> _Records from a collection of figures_
-*-*-

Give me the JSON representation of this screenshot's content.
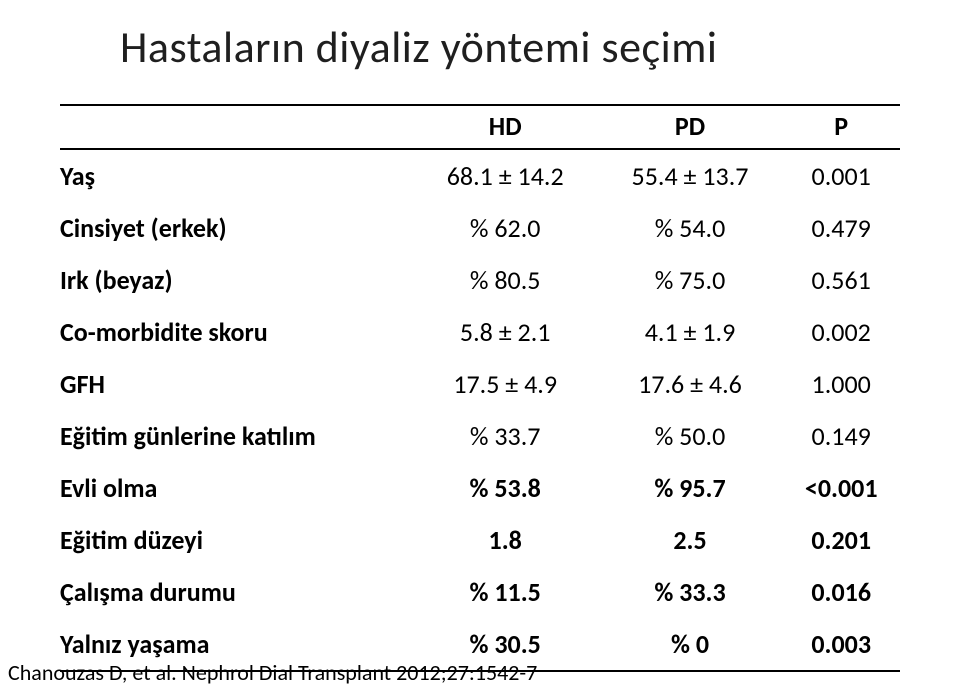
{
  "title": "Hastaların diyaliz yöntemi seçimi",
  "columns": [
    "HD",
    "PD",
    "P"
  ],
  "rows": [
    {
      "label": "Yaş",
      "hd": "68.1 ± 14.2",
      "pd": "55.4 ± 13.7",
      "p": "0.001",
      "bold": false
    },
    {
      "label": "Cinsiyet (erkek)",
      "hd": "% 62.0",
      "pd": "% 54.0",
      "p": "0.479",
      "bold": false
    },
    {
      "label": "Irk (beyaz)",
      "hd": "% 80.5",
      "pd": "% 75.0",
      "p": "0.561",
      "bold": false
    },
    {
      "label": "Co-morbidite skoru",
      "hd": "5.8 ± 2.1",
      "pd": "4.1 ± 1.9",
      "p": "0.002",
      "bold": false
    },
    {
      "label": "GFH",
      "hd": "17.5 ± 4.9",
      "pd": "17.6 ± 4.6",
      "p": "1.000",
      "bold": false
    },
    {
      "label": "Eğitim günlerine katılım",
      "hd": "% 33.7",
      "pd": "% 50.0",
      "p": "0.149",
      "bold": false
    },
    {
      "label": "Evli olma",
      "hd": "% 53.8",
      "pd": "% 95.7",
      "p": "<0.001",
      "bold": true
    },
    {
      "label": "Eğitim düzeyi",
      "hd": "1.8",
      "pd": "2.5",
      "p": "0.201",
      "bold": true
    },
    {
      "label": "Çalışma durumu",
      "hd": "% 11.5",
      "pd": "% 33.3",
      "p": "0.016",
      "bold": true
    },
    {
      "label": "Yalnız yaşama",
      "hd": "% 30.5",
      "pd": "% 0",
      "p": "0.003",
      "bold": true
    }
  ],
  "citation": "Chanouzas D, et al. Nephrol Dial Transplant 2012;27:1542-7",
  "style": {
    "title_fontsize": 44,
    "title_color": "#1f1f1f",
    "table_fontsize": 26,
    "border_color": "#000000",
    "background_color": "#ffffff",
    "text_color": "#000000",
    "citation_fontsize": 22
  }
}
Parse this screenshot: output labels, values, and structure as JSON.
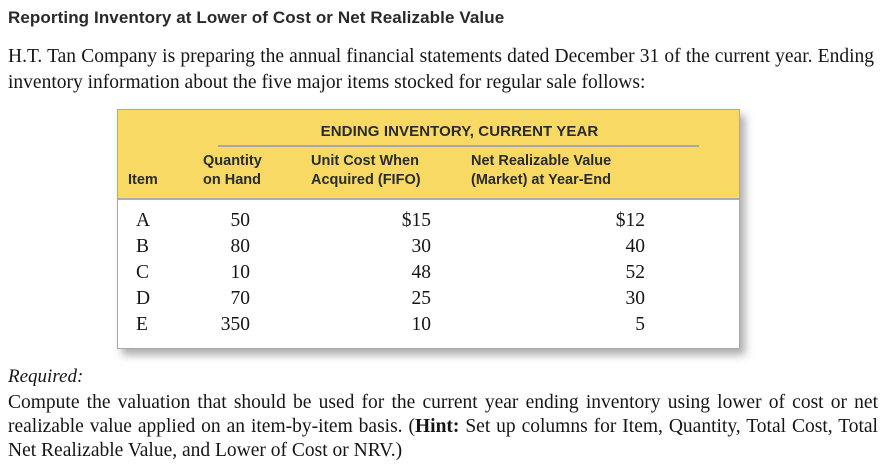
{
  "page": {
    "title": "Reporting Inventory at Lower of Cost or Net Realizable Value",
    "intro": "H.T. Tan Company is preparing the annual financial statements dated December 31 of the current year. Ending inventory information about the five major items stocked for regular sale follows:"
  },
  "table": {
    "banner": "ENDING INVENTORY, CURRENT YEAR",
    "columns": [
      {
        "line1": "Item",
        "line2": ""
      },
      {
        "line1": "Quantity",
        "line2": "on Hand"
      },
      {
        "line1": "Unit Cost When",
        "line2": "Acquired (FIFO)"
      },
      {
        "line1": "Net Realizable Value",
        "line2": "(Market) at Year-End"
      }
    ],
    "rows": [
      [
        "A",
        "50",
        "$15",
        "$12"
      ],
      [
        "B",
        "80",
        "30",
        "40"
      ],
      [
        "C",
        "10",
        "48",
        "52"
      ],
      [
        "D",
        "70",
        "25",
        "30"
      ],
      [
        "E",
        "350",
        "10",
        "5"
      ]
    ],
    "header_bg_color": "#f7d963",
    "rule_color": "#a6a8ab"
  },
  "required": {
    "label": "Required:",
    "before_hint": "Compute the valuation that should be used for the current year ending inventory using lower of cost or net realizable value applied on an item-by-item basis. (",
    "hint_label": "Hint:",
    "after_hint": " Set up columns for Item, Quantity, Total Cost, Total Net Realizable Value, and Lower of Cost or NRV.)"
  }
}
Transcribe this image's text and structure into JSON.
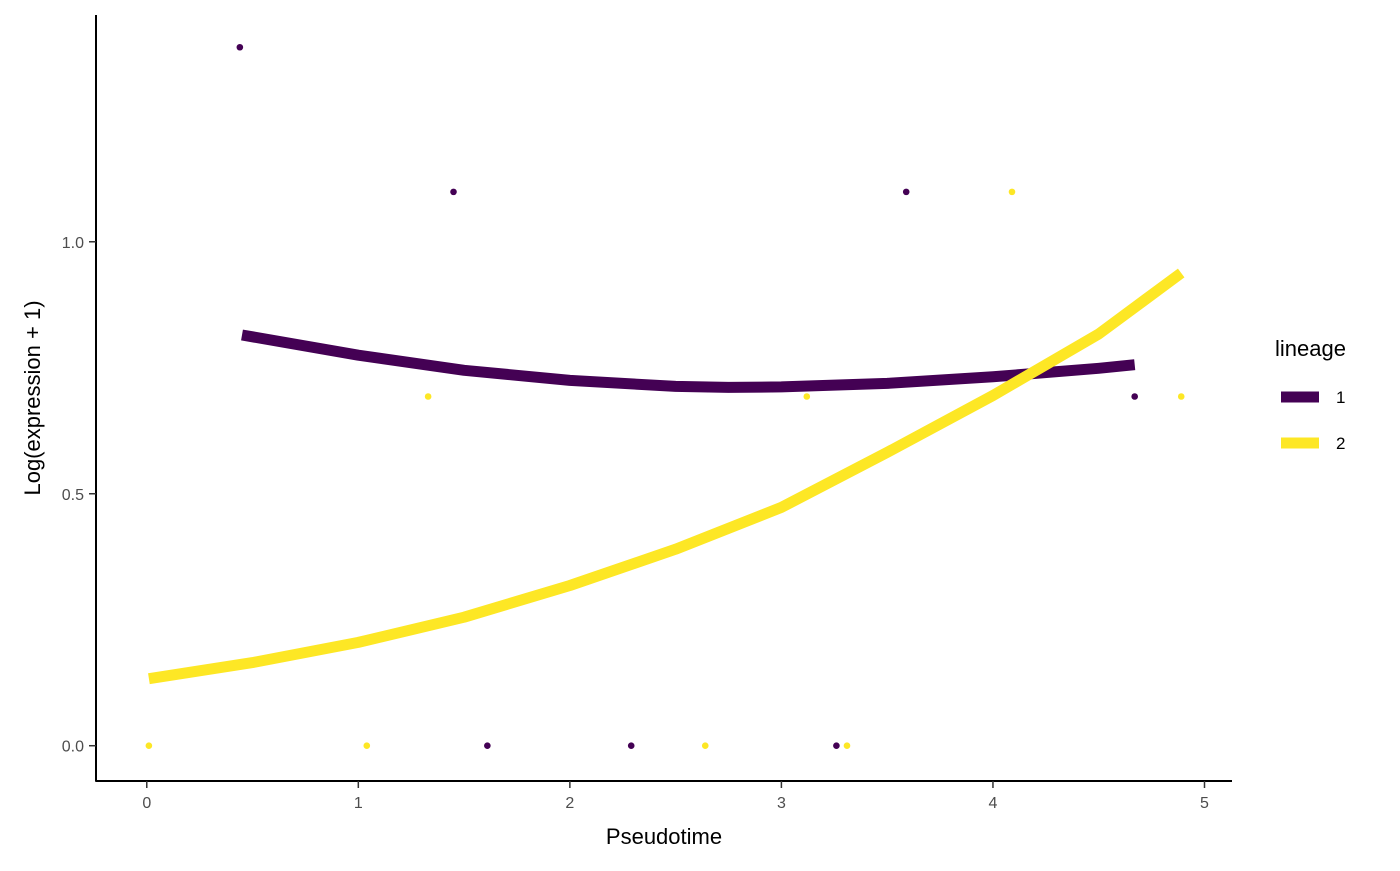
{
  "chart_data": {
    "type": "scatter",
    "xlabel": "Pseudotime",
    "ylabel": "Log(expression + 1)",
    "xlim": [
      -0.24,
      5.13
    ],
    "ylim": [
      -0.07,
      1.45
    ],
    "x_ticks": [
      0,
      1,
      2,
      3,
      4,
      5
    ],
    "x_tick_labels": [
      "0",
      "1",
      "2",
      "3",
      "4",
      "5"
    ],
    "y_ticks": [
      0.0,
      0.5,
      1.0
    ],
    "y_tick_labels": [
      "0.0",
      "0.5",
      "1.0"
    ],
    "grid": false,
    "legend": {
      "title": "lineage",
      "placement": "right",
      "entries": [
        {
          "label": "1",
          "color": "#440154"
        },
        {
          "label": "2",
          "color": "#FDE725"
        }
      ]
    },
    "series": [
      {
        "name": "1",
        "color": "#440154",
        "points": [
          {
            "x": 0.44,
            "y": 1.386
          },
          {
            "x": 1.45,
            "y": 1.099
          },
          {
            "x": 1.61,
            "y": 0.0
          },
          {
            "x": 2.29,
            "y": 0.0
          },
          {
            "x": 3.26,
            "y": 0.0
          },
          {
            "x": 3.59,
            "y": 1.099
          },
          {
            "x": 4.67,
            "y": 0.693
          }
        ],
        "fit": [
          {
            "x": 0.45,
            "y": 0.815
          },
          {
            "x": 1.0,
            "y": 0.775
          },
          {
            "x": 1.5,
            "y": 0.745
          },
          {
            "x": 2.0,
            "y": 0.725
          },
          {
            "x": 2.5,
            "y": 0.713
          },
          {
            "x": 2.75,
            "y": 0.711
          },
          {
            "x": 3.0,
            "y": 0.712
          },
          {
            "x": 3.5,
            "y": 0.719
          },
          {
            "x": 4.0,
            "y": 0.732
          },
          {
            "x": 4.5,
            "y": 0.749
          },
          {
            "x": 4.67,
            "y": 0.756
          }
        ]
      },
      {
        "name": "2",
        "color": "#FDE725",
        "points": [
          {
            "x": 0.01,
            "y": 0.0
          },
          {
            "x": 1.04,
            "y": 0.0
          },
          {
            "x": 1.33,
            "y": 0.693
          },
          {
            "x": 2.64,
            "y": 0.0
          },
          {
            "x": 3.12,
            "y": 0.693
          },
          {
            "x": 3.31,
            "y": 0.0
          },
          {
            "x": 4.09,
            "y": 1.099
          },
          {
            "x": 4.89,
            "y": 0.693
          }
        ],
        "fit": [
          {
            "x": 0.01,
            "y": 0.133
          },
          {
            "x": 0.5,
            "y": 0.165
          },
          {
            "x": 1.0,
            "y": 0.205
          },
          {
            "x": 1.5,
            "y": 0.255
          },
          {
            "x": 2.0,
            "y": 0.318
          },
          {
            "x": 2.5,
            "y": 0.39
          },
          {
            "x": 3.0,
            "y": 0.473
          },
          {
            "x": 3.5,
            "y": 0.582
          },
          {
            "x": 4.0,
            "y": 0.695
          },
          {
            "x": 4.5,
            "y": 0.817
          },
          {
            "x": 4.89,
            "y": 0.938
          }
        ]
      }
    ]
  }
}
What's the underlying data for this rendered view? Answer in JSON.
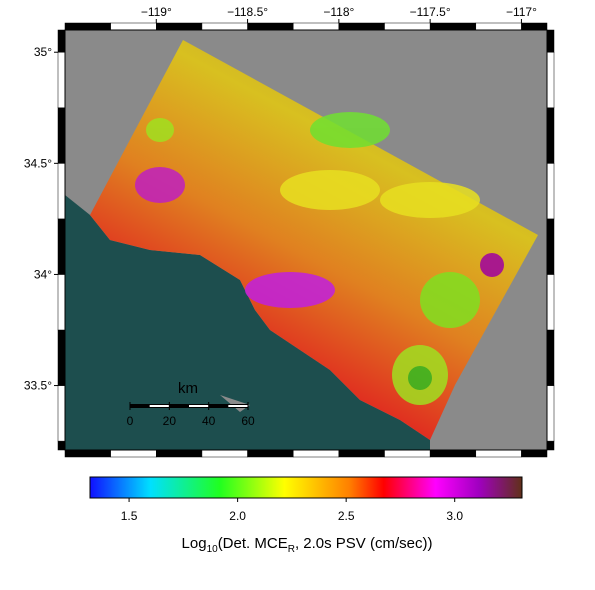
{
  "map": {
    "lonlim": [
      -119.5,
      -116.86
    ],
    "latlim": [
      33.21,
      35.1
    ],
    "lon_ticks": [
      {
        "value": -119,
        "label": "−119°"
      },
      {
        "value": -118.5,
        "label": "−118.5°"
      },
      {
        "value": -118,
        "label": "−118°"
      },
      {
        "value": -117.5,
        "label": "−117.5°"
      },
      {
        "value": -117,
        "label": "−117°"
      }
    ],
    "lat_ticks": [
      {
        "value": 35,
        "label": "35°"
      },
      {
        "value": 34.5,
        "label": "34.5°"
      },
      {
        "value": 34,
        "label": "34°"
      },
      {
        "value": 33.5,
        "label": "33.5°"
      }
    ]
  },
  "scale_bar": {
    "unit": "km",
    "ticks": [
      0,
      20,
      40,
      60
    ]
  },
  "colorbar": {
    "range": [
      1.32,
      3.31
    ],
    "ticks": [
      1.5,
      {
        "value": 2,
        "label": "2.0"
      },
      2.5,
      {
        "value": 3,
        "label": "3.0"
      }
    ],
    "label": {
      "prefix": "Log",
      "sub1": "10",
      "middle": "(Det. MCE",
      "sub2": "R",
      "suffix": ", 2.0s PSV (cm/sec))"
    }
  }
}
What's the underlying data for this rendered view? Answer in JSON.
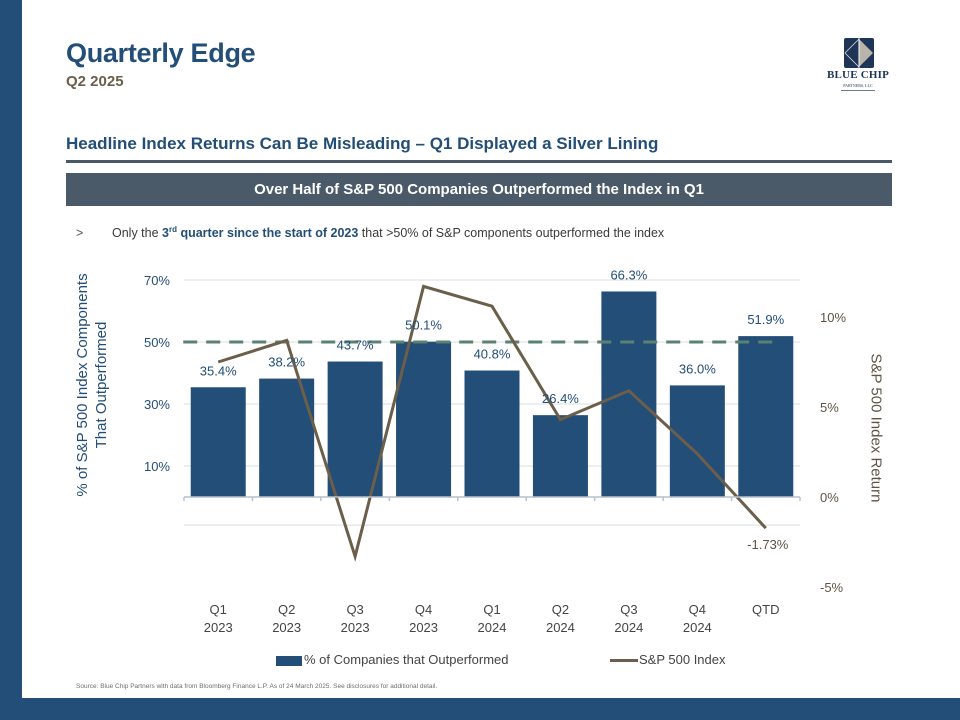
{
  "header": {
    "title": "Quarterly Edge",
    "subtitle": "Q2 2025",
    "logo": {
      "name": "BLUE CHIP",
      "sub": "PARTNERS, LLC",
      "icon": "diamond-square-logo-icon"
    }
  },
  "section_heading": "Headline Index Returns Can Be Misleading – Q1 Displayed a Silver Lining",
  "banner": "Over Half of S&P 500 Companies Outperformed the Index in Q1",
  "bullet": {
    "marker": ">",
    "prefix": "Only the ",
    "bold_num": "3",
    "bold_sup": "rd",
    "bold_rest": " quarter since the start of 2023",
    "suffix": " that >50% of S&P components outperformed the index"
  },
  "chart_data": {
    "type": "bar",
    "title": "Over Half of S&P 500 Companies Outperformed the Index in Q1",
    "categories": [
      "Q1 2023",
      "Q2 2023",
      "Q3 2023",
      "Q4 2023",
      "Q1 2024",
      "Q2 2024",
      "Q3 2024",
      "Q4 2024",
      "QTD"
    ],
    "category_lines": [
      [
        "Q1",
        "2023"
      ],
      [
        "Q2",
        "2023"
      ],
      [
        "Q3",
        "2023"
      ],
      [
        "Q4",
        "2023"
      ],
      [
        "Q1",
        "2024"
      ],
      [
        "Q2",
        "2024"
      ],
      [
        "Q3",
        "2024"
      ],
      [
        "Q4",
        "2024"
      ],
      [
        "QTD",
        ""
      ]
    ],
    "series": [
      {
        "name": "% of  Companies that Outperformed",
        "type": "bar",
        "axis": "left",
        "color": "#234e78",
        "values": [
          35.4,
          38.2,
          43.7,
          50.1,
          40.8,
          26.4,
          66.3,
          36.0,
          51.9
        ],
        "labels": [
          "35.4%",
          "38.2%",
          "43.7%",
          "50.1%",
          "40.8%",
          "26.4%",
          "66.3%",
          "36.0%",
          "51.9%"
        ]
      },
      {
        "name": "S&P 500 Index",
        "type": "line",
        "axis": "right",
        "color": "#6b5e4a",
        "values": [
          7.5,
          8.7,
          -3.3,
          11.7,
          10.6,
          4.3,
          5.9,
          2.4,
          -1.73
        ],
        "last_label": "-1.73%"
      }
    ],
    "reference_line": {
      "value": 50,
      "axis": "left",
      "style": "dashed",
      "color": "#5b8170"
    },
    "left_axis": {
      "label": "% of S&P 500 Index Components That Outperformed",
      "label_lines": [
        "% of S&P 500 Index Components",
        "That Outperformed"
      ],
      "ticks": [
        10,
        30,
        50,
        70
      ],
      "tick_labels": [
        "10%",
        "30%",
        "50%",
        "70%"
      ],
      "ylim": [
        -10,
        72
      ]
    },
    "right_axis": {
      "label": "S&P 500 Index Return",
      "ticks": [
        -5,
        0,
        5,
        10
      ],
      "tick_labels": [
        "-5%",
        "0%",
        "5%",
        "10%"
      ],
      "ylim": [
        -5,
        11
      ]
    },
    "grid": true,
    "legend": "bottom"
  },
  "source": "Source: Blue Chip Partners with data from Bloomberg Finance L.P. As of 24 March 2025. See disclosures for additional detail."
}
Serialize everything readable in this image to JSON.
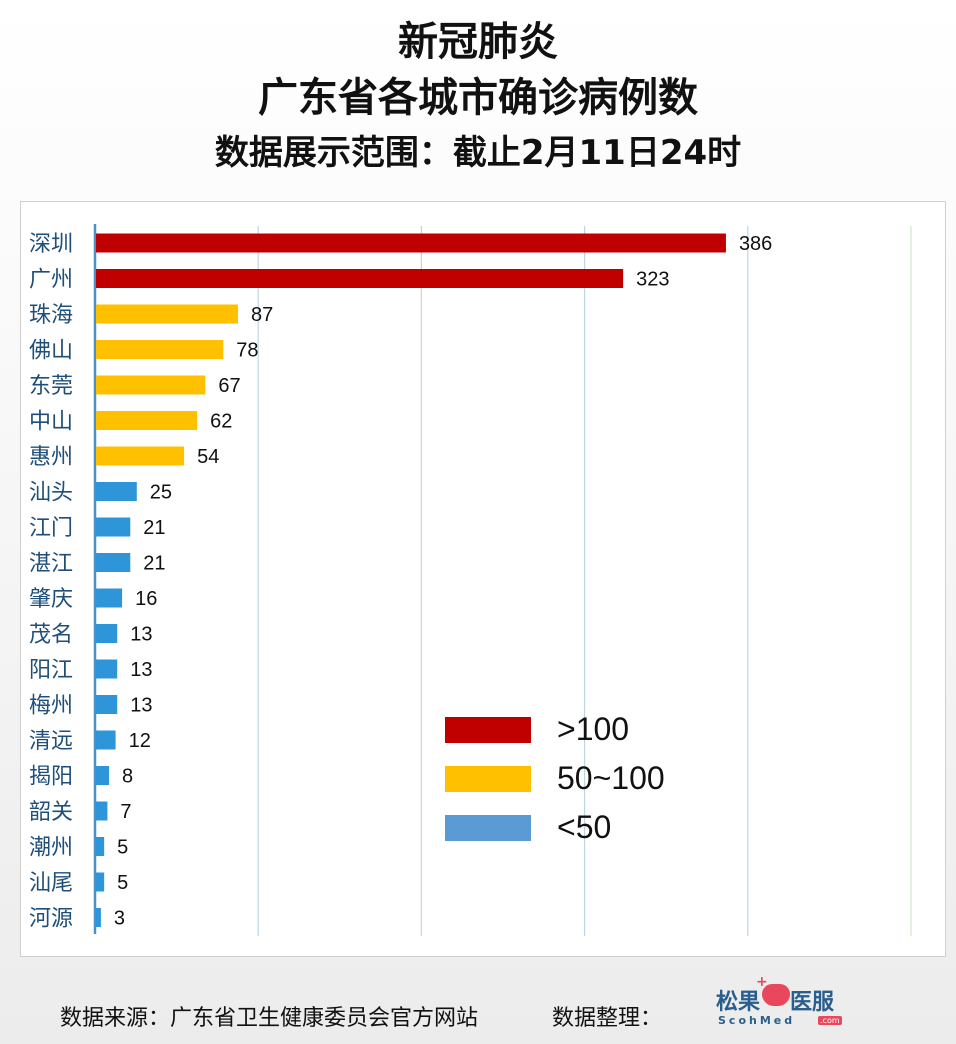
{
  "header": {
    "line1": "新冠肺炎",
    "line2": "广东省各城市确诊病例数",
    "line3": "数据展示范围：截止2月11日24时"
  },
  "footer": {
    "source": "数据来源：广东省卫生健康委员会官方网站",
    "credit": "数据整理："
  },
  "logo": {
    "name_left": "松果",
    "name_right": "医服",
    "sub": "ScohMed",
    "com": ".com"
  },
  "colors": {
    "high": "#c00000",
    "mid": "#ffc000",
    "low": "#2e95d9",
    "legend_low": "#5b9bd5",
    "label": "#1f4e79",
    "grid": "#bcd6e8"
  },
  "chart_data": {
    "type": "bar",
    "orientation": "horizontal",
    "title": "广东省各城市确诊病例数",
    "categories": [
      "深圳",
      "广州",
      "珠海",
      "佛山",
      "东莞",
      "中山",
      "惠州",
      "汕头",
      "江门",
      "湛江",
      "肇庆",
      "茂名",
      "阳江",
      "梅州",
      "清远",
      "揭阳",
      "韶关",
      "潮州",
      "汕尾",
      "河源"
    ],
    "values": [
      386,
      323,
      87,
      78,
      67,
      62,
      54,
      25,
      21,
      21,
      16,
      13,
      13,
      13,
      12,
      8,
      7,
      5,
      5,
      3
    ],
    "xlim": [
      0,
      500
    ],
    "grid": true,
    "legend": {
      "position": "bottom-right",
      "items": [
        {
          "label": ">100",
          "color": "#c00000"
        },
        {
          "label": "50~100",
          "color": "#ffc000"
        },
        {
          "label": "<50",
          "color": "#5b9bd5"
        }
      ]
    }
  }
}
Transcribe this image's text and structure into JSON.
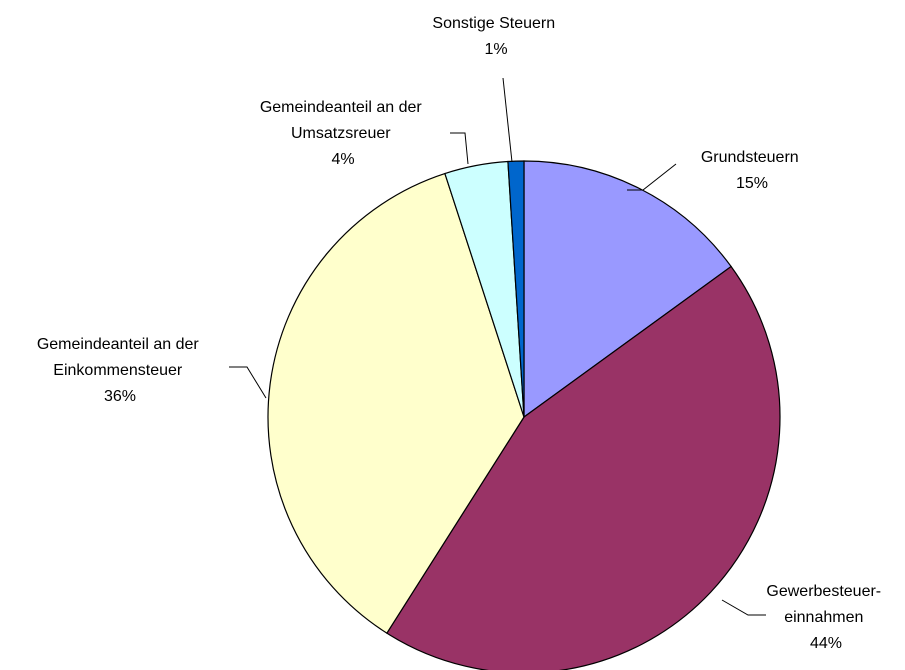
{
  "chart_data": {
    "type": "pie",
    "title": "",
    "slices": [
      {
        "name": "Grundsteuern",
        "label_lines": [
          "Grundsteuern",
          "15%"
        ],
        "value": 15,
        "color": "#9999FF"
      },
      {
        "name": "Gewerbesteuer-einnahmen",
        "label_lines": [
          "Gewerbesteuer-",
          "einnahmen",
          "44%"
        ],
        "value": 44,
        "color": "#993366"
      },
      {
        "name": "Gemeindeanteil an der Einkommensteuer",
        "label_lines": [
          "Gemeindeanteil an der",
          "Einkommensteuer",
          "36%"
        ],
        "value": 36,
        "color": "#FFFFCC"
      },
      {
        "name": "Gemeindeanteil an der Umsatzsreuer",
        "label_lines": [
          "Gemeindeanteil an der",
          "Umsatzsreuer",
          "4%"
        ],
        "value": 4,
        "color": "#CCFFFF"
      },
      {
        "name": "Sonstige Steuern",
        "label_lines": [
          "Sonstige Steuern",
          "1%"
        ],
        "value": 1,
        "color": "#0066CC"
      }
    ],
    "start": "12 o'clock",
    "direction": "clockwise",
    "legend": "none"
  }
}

-*-*-

Of the lines in this material, state how many hold the string "Einkommensteuer". Write no other words.

2